Task to complete:
Reproduce the items below verbatim, keeping every line in its original order.

Provided data:
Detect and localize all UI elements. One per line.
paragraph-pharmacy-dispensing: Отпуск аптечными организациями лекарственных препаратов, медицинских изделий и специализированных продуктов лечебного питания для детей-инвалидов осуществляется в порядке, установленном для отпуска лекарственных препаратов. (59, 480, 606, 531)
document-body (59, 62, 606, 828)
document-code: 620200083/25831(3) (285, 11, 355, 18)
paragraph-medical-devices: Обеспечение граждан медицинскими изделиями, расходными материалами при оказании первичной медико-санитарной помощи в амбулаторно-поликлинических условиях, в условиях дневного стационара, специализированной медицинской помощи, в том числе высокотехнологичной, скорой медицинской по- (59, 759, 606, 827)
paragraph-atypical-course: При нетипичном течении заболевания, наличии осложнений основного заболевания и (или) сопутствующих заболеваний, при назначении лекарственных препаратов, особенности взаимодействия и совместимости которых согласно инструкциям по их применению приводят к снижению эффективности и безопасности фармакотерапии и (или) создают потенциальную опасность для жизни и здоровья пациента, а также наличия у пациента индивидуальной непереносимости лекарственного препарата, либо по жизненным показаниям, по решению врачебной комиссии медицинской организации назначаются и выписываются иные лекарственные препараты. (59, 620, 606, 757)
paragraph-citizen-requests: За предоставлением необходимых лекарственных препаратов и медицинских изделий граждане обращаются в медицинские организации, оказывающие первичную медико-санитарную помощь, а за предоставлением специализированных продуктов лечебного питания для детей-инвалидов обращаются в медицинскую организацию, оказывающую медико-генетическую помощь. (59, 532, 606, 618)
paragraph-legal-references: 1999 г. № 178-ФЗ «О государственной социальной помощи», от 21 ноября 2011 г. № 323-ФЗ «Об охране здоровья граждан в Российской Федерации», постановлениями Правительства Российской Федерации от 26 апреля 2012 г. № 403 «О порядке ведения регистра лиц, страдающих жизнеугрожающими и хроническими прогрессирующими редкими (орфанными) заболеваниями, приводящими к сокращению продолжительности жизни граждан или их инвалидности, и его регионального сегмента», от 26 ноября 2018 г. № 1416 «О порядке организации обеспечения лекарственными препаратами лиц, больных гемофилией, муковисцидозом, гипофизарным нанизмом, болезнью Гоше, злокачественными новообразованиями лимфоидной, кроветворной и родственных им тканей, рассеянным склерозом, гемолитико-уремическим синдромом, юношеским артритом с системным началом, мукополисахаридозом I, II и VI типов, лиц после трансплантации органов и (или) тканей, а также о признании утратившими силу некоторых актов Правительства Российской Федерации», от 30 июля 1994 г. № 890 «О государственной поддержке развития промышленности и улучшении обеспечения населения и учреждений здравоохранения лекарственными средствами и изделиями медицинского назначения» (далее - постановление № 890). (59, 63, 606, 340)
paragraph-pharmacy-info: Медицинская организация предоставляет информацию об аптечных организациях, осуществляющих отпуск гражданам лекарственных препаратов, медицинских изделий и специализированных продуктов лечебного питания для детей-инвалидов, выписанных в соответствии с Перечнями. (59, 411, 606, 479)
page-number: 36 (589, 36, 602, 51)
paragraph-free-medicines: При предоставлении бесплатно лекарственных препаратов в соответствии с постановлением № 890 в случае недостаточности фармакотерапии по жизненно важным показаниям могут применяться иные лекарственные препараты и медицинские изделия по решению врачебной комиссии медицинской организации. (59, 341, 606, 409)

Result for this task:
Detect and localize all UI elements. One per line.
paragraph-pharmacy-dispensing: Отпуск аптечными организациями лекарственных препаратов, медицинских изделий и специализированных продуктов лечебного питания для детей-инвалидов осуществляется в порядке, установленном для отпуска лекарственных препаратов. (59, 480, 606, 531)
document-body (59, 62, 606, 828)
document-code: 620200083/25831(3) (285, 11, 355, 18)
paragraph-medical-devices: Обеспечение граждан медицинскими изделиями, расходными материалами при оказании первичной медико-санитарной помощи в амбулаторно-поликлинических условиях, в условиях дневного стационара, специализированной медицинской помощи, в том числе высокотехнологичной, скорой медицинской по- (59, 759, 606, 827)
paragraph-atypical-course: При нетипичном течении заболевания, наличии осложнений основного заболевания и (или) сопутствующих заболеваний, при назначении лекарственных препаратов, особенности взаимодействия и совместимости которых согласно инструкциям по их применению приводят к снижению эффективности и безопасности фармакотерапии и (или) создают потенциальную опасность для жизни и здоровья пациента, а также наличия у пациента индивидуальной непереносимости лекарственного препарата, либо по жизненным показаниям, по решению врачебной комиссии медицинской организации назначаются и выписываются иные лекарственные препараты. (59, 620, 606, 757)
paragraph-citizen-requests: За предоставлением необходимых лекарственных препаратов и медицинских изделий граждане обращаются в медицинские организации, оказывающие первичную медико-санитарную помощь, а за предоставлением специализированных продуктов лечебного питания для детей-инвалидов обращаются в медицинскую организацию, оказывающую медико-генетическую помощь. (59, 532, 606, 618)
paragraph-legal-references: 1999 г. № 178-ФЗ «О государственной социальной помощи», от 21 ноября 2011 г. № 323-ФЗ «Об охране здоровья граждан в Российской Федерации», постановлениями Правительства Российской Федерации от 26 апреля 2012 г. № 403 «О порядке ведения регистра лиц, страдающих жизнеугрожающими и хроническими прогрессирующими редкими (орфанными) заболеваниями, приводящими к сокращению продолжительности жизни граждан или их инвалидности, и его регионального сегмента», от 26 ноября 2018 г. № 1416 «О порядке организации обеспечения лекарственными препаратами лиц, больных гемофилией, муковисцидозом, гипофизарным нанизмом, болезнью Гоше, злокачественными новообразованиями лимфоидной, кроветворной и родственных им тканей, рассеянным склерозом, гемолитико-уремическим синдромом, юношеским артритом с системным началом, мукополисахаридозом I, II и VI типов, лиц после трансплантации органов и (или) тканей, а также о признании утратившими силу некоторых актов Правительства Российской Федерации», от 30 июля 1994 г. № 890 «О государственной поддержке развития промышленности и улучшении обеспечения населения и учреждений здравоохранения лекарственными средствами и изделиями медицинского назначения» (далее - постановление № 890). (59, 63, 606, 340)
paragraph-pharmacy-info: Медицинская организация предоставляет информацию об аптечных организациях, осуществляющих отпуск гражданам лекарственных препаратов, медицинских изделий и специализированных продуктов лечебного питания для детей-инвалидов, выписанных в соответствии с Перечнями. (59, 411, 606, 479)
page-number: 36 (589, 36, 602, 51)
paragraph-free-medicines: При предоставлении бесплатно лекарственных препаратов в соответствии с постановлением № 890 в случае недостаточности фармакотерапии по жизненно важным показаниям могут применяться иные лекарственные препараты и медицинские изделия по решению врачебной комиссии медицинской организации. (59, 341, 606, 409)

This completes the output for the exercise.